→ **TASK INSTRUCTIONS**:
Reproduce word for word the part of the threat-response text below, starting with "A growing number" and going on through "can be measured.".

→ **EXTRACT TO READ**:
Instead, LeDoux says, animal studies should focus on exploring brain mechanisms that detect and respond to threat and which might work similarly in humans. Otherwise, we risk applying flawed data to drug development. “We expect too much from animal research,” LeDoux says. “When we find a drug that releases rats from freezing behavior when exposed to a threat, for example, we interpret that as a drug able to curb anxiety in humans. But rats don’t experience ‘anxiety,’ at least not that we know of. That’s a social construct.”
A growing number of researchers are heeding LeDoux, focusing on the underlying neural mechanisms that give rise to fear and fear-related disorders. DeLaRosa’s study that found evidence for frontal lobe activity in the brain’s threat response, for example, broke new ground by controlling for arousal--the degree to which a person finds something to be threatening--which tends to vary widely. Doing so allowed her to focus more exclusively on the brain’s response to threat to establish a “baseline” model against which cases of abnormal threat response can be measured.
“A person with PTSD or an anxiety disorder is essentially over-responding to a frightening stimulus,” DeLaRosa says. “The more complete our model of how threat response works in ‘normal’ brains, the better able we’ll be to pinpoint what’s gone wrong in people who respond abnormally to threats.”

→ **MATERIAL SHOWN**:

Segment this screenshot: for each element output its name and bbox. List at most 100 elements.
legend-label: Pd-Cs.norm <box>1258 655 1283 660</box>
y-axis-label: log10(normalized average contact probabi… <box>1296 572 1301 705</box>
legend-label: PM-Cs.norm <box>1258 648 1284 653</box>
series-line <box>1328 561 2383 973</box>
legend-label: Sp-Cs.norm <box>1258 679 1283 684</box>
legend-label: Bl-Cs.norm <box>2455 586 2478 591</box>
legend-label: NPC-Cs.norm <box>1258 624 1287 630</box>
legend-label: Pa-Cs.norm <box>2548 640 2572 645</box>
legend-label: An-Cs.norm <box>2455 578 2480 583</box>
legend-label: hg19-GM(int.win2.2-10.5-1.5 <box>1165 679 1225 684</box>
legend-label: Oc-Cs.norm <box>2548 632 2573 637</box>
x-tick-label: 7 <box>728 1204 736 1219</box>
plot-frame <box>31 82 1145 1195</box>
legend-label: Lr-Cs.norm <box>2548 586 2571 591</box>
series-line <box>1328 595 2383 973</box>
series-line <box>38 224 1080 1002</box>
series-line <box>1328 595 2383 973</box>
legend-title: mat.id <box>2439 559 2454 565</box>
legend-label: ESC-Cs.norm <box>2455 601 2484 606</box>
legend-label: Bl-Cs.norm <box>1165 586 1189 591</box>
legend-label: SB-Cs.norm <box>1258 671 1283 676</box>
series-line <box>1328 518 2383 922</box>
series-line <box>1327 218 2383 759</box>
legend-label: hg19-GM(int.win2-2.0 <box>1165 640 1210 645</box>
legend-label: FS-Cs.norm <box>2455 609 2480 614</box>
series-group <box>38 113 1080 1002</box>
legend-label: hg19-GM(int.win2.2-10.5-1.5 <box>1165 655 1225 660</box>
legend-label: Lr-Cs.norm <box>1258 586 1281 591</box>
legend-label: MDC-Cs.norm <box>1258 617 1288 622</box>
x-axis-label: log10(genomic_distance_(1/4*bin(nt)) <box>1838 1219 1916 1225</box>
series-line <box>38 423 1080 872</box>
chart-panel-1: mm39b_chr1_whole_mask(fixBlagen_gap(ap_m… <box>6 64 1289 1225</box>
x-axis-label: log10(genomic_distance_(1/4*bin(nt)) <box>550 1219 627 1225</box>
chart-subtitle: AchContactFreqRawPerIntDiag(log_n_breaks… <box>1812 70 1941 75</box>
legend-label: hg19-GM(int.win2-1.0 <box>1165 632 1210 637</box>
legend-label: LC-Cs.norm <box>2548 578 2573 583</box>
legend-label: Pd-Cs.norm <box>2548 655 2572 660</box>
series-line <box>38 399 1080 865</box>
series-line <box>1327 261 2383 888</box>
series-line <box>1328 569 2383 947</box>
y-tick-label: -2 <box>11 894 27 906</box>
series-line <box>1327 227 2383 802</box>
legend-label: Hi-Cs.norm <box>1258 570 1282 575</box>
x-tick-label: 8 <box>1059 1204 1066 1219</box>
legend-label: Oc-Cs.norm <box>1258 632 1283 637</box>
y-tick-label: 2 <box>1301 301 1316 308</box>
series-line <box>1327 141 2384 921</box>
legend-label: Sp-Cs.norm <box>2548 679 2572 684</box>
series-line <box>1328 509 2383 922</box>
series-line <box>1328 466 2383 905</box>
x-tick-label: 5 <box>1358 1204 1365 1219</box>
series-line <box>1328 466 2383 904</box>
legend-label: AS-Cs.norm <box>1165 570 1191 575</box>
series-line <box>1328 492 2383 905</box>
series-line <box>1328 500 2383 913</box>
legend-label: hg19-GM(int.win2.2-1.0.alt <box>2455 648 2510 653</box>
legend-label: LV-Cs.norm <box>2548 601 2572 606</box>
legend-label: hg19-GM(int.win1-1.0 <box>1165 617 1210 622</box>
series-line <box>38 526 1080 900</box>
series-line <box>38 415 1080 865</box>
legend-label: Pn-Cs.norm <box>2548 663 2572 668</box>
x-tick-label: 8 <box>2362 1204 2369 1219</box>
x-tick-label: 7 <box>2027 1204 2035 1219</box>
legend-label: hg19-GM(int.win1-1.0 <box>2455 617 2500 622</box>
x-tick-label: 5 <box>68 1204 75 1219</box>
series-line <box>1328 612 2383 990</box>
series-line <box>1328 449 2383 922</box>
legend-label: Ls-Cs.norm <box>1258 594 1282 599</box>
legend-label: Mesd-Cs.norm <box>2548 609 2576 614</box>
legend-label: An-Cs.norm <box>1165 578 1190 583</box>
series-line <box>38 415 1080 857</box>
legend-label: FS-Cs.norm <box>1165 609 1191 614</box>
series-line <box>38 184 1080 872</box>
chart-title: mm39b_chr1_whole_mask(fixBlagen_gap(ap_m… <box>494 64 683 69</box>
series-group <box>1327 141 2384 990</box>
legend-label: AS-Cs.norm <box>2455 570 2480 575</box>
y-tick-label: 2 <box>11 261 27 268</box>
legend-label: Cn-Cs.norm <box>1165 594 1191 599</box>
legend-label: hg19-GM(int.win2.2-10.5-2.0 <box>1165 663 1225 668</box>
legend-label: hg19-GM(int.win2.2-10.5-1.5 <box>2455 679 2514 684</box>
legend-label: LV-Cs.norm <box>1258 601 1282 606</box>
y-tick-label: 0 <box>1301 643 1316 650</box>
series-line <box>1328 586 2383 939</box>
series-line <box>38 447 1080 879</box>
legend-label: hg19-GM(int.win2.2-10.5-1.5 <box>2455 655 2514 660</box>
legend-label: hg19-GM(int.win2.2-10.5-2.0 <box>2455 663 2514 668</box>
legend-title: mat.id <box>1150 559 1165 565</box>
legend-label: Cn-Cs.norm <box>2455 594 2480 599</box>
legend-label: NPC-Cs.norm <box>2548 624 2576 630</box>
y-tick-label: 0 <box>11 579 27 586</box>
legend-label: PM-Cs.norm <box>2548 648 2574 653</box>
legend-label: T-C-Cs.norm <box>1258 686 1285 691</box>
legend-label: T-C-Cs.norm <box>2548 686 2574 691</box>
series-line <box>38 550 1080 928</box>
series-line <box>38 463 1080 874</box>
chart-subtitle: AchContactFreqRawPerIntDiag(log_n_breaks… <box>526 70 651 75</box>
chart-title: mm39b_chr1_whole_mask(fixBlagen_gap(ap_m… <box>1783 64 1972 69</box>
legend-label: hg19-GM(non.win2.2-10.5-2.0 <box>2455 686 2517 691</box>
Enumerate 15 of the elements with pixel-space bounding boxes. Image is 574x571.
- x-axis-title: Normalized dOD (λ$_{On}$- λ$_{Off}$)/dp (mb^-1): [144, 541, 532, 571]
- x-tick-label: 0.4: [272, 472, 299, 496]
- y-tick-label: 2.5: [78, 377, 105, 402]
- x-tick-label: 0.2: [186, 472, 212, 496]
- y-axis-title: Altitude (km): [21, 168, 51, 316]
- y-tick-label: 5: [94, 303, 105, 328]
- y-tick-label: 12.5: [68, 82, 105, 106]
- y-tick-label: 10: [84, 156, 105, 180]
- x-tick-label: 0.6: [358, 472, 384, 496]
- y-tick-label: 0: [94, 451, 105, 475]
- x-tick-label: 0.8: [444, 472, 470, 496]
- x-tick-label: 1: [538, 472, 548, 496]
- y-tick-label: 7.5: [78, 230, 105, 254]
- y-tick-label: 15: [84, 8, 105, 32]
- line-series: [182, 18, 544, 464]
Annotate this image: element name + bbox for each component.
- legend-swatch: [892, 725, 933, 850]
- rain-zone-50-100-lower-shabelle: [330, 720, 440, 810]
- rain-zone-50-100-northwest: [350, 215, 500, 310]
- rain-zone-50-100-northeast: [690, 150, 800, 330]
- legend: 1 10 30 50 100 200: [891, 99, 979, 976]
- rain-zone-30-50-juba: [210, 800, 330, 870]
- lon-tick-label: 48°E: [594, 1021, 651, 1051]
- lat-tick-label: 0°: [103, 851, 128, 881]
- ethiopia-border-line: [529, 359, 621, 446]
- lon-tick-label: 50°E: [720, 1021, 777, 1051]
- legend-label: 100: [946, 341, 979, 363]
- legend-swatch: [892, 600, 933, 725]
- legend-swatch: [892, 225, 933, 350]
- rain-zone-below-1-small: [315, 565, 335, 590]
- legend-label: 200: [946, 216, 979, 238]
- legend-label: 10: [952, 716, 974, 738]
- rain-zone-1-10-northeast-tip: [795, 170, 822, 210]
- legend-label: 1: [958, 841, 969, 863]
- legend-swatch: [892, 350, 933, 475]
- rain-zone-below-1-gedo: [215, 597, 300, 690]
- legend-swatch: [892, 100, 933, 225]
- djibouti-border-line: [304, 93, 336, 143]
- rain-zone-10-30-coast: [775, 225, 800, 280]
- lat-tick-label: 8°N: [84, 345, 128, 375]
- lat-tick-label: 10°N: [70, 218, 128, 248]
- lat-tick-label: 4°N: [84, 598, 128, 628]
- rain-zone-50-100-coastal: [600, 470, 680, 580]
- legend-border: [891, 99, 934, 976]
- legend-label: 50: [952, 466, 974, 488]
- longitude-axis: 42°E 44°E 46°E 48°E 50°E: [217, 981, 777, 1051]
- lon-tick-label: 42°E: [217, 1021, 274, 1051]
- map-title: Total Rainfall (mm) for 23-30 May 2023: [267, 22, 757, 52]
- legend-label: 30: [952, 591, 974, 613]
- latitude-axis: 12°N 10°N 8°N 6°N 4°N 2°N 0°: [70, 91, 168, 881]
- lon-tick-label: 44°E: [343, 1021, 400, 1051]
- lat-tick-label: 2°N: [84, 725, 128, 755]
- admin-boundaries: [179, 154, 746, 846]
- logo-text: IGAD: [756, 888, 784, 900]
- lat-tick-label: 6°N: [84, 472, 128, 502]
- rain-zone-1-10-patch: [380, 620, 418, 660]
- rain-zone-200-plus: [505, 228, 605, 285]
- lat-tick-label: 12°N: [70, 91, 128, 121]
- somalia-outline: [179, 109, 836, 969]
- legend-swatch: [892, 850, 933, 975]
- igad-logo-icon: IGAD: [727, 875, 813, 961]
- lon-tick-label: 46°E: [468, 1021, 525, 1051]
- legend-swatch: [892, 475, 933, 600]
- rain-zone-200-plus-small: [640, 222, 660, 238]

→ **TASK OUTPUT**:
A growing number of researchers are heeding LeDoux, focusing on the underlying neural mechanisms that give rise to fear and fear-related disorders. DeLaRosa’s study that found evidence for frontal lobe activity in the brain’s threat response, for example, broke new ground by controlling for arousal--the degree to which a person finds something to be threatening--which tends to vary widely. Doing so allowed her to focus more exclusively on the brain’s response to threat to establish a “baseline” model against which cases of abnormal threat response can be measured.